**Set exercise**
Report back each line of the records that contains the string "year".

Records from a dataset

+ + + + +

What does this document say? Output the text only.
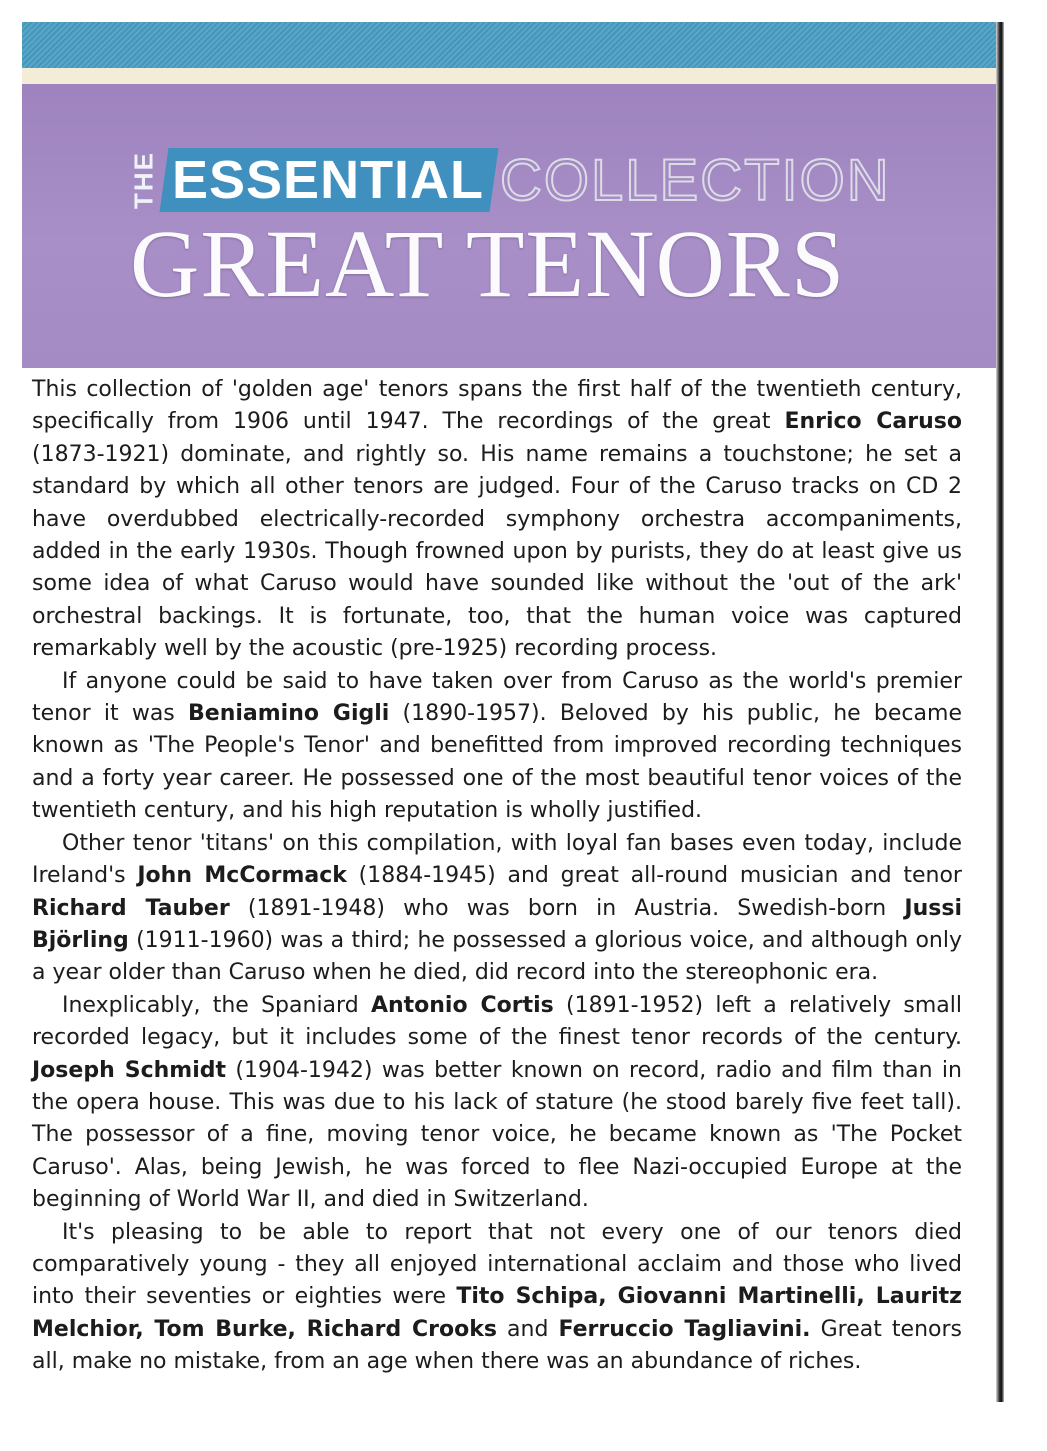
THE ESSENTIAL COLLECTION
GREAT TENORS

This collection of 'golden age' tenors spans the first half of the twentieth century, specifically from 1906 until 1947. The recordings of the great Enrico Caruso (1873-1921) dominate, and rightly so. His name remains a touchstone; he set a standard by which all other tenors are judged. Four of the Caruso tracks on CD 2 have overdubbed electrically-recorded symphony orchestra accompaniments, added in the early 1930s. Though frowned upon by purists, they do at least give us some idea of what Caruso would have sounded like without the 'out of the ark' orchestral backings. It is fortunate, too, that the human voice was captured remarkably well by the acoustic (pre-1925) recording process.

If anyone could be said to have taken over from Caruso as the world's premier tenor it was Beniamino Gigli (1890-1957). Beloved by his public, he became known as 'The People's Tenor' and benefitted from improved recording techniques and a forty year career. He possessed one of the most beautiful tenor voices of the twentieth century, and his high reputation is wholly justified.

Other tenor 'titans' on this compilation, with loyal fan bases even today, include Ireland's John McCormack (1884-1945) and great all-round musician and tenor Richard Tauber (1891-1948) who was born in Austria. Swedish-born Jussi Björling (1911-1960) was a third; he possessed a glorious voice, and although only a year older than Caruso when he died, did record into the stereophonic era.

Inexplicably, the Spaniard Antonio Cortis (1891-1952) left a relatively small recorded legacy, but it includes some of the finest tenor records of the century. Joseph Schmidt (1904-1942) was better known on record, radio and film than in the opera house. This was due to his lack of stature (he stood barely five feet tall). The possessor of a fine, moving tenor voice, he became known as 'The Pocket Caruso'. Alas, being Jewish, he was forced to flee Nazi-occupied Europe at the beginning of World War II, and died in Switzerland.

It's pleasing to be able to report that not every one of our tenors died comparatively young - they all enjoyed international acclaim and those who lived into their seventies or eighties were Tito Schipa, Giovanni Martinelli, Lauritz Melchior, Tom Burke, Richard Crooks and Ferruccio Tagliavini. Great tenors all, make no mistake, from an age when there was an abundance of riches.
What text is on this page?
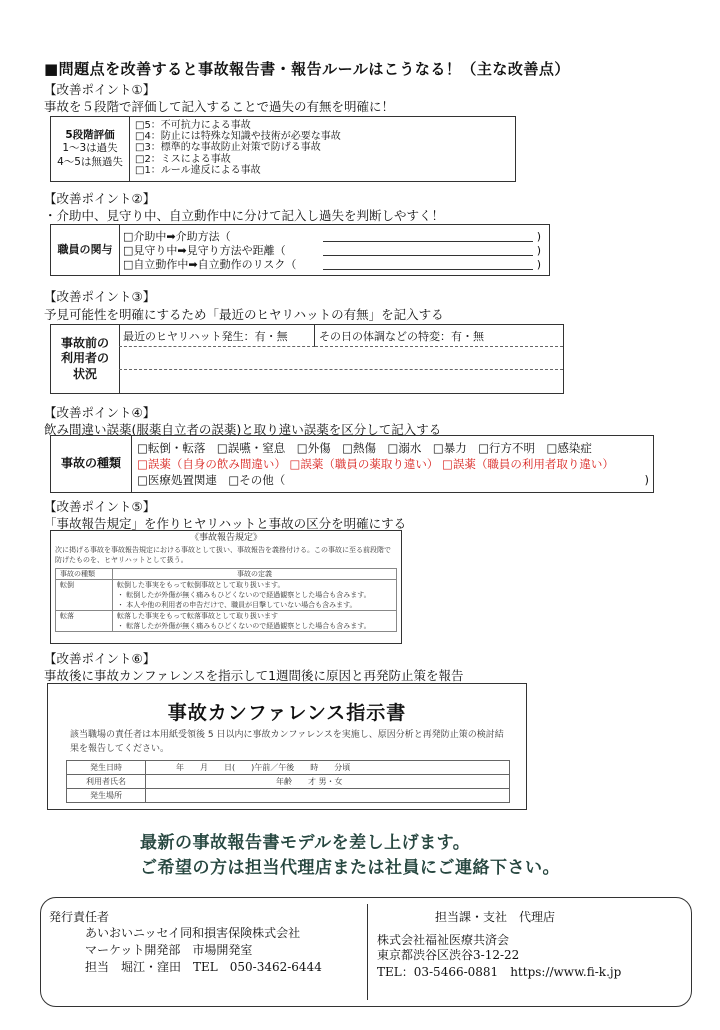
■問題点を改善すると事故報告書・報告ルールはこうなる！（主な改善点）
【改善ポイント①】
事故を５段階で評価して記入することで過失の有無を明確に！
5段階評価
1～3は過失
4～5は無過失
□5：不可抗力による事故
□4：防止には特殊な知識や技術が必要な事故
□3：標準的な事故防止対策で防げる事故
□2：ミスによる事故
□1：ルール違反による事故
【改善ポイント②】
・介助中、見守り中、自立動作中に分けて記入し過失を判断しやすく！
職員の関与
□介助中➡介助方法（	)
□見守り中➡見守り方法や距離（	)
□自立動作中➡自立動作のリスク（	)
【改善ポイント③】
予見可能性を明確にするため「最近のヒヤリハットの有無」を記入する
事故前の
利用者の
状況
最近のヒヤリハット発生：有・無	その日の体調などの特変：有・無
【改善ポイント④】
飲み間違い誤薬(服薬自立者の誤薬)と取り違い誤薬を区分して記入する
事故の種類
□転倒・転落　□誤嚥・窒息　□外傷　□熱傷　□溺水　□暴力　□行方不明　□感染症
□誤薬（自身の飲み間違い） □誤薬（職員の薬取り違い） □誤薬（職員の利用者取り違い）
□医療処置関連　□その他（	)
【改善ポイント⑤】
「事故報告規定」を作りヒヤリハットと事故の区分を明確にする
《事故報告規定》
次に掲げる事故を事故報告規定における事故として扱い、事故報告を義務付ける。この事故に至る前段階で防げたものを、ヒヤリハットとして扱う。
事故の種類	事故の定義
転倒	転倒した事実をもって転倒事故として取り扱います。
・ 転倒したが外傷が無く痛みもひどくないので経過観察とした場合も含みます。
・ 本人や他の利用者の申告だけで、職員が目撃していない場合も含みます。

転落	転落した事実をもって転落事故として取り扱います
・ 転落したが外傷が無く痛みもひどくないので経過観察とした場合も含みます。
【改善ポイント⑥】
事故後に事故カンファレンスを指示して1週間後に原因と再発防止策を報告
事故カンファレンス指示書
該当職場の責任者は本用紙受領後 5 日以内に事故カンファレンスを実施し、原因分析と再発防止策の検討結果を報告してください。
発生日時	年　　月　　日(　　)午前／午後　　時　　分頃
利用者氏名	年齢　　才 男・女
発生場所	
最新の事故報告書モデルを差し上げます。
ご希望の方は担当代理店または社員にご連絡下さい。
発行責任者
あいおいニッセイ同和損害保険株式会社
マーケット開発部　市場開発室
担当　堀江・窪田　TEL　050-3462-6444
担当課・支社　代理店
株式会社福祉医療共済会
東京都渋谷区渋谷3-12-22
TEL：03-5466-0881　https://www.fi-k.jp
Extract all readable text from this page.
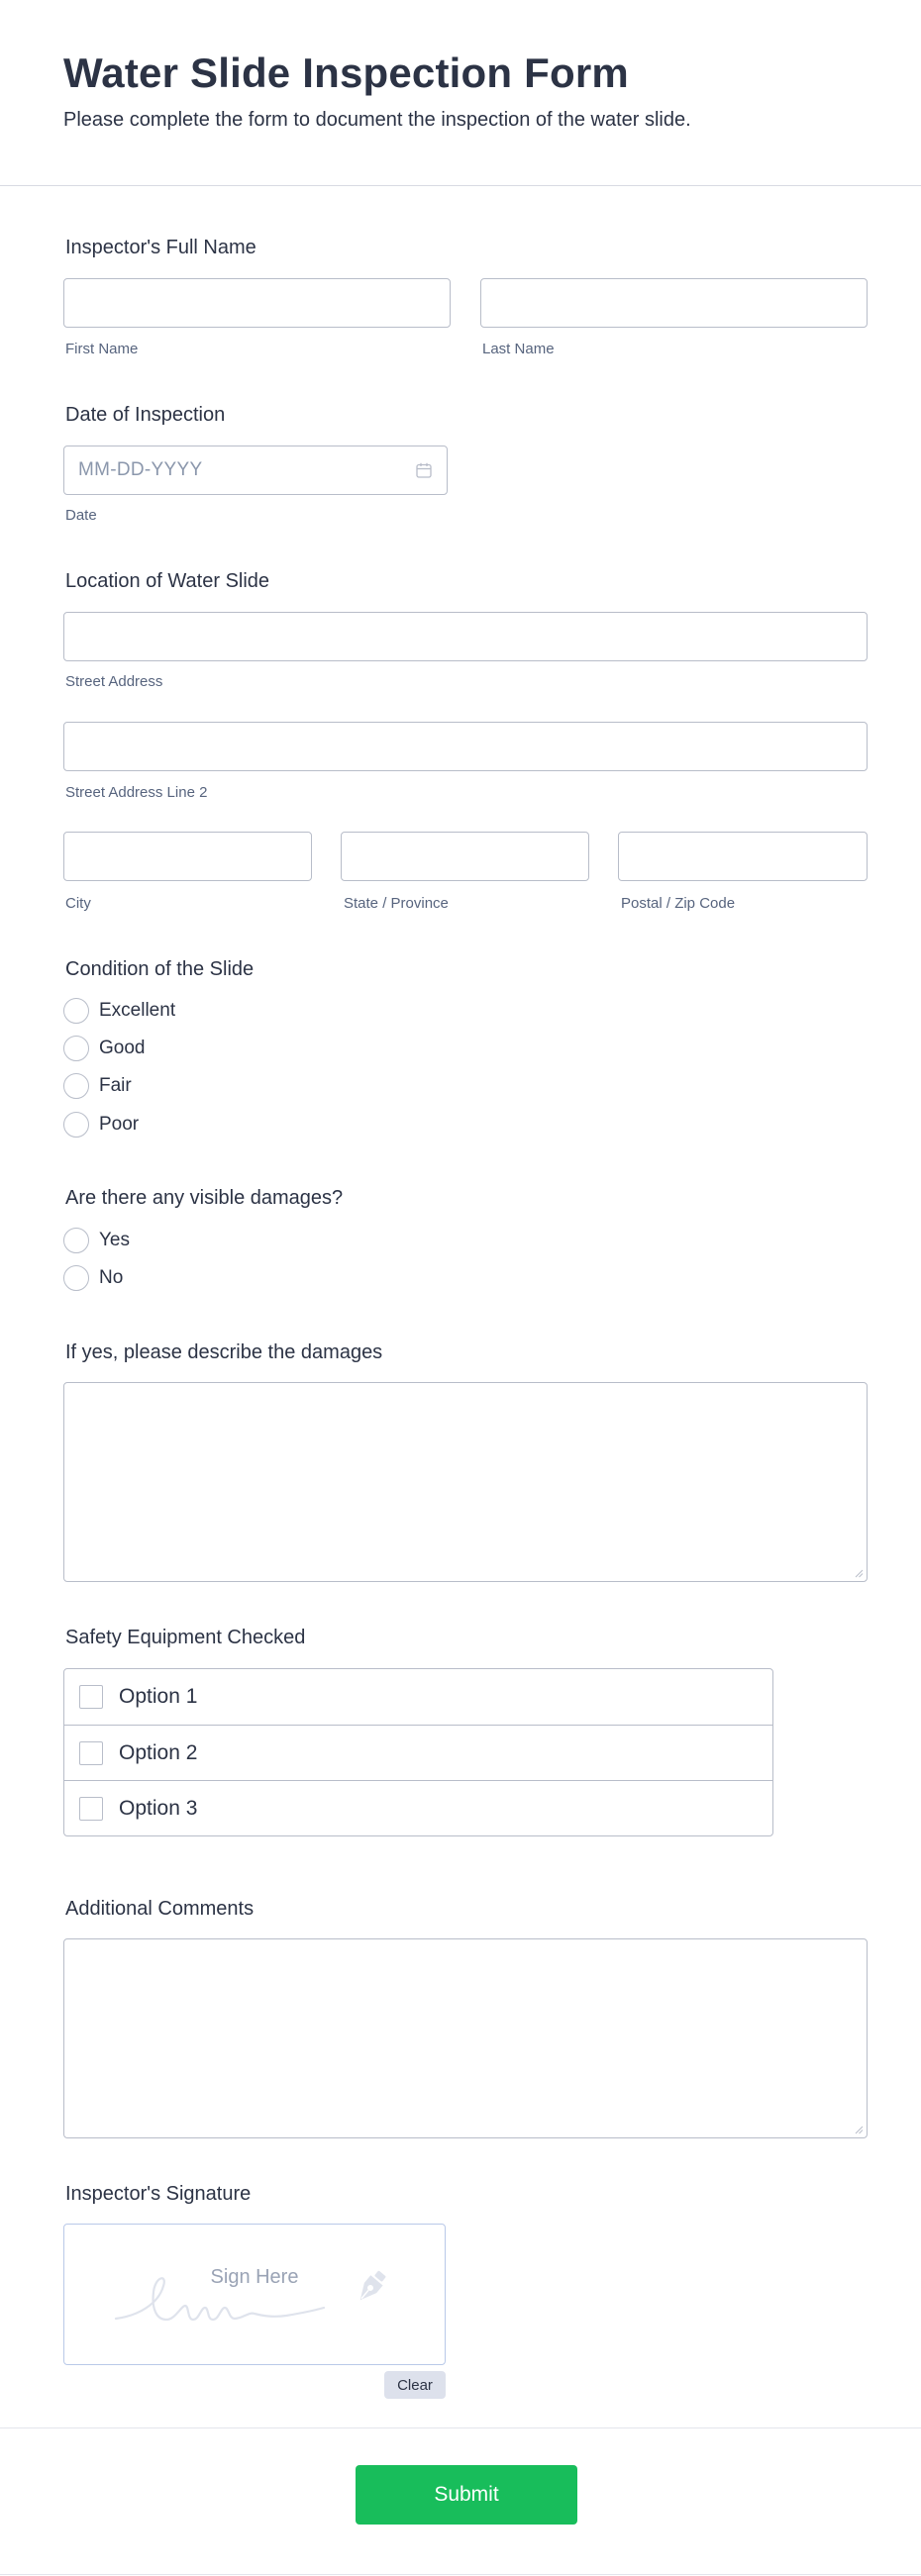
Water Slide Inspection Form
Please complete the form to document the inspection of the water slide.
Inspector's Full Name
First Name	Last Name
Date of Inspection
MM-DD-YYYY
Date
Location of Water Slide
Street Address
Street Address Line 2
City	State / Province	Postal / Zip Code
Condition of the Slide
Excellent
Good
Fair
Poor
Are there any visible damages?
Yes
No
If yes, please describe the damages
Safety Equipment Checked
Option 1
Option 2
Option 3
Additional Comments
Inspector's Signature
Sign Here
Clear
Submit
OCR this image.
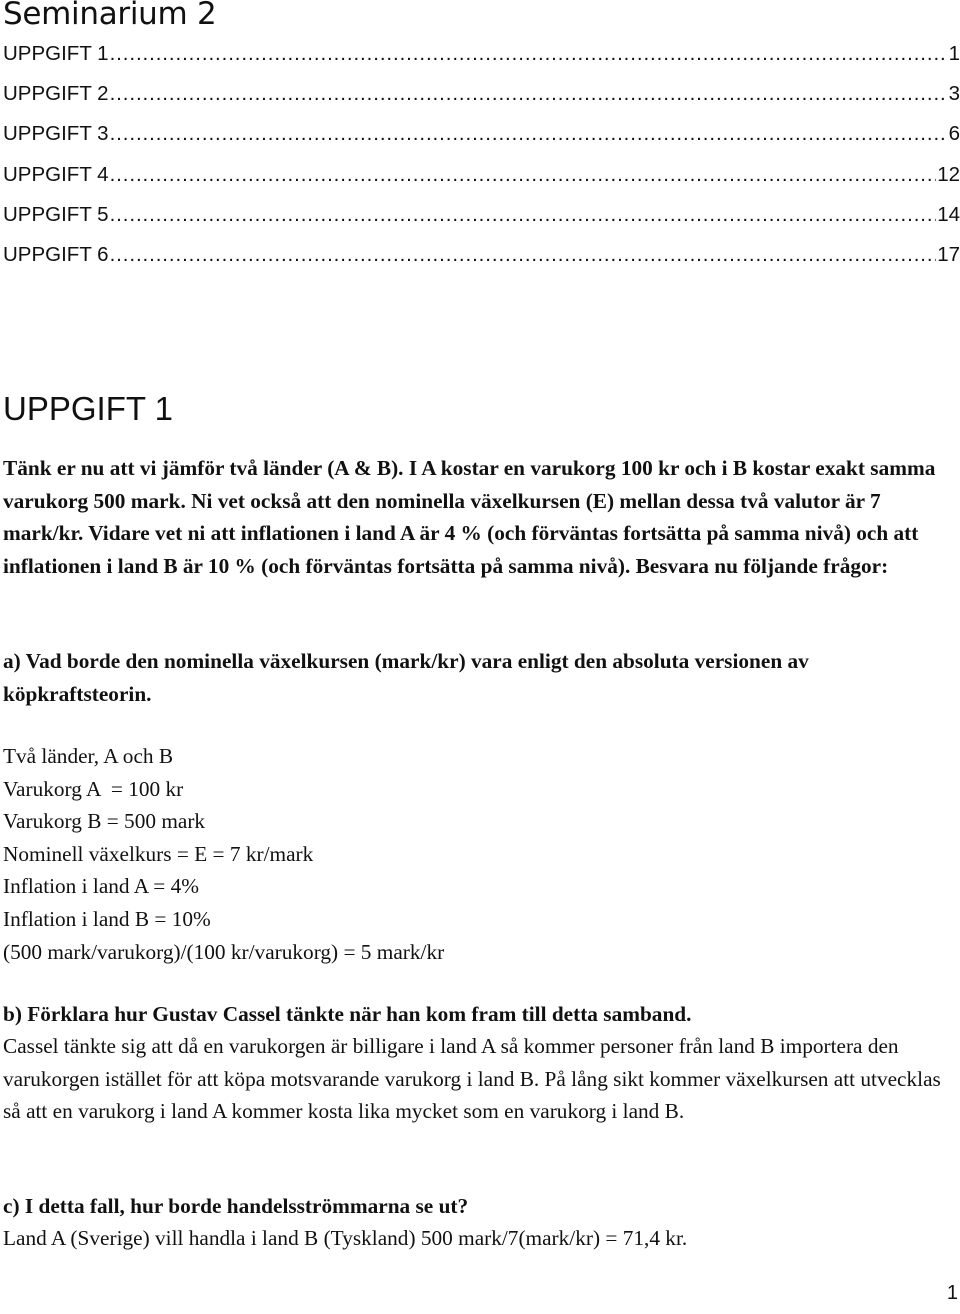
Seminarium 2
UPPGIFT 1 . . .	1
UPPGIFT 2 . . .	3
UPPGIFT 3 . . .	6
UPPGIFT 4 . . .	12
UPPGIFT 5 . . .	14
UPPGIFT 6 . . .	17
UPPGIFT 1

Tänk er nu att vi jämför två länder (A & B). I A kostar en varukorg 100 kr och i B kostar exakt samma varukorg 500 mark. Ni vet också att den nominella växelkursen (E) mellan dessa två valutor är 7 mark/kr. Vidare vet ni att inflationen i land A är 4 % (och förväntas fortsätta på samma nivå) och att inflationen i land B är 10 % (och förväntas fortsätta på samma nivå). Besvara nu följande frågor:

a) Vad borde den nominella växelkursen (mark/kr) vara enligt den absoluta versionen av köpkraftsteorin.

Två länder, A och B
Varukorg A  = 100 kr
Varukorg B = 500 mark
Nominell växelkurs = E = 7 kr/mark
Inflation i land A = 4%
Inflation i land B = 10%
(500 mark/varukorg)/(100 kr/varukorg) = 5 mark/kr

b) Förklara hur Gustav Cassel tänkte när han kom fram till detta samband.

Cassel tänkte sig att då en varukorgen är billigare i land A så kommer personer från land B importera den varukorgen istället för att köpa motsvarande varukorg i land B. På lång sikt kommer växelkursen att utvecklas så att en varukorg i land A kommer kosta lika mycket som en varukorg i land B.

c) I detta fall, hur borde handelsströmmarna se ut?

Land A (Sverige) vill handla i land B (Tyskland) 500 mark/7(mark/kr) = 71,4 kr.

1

+ + + + +

**In response**
If anyone could be said to have taken over from Caruso as the world's premier tenor it was Beniamino Gigli (1890-1957). Beloved by his public, he became known as 'The People's Tenor' and benefitted from improved recording techniques and a forty year career. He possessed one of the most beautiful tenor voices of the twentieth century, and his high reputation is wholly justified.
Other tenor 'titans' on this compilation, with loyal fan bases even today, include Ireland's John McCormack (1884-1945) and great all-round musician and tenor Richard Tauber (1891-1948) who was born in Austria. Swedish-born Jussi Björling (1911-1960) was a third; he possessed a glorious voice, and although only a year older than Caruso when he died, did record into the stereophonic era.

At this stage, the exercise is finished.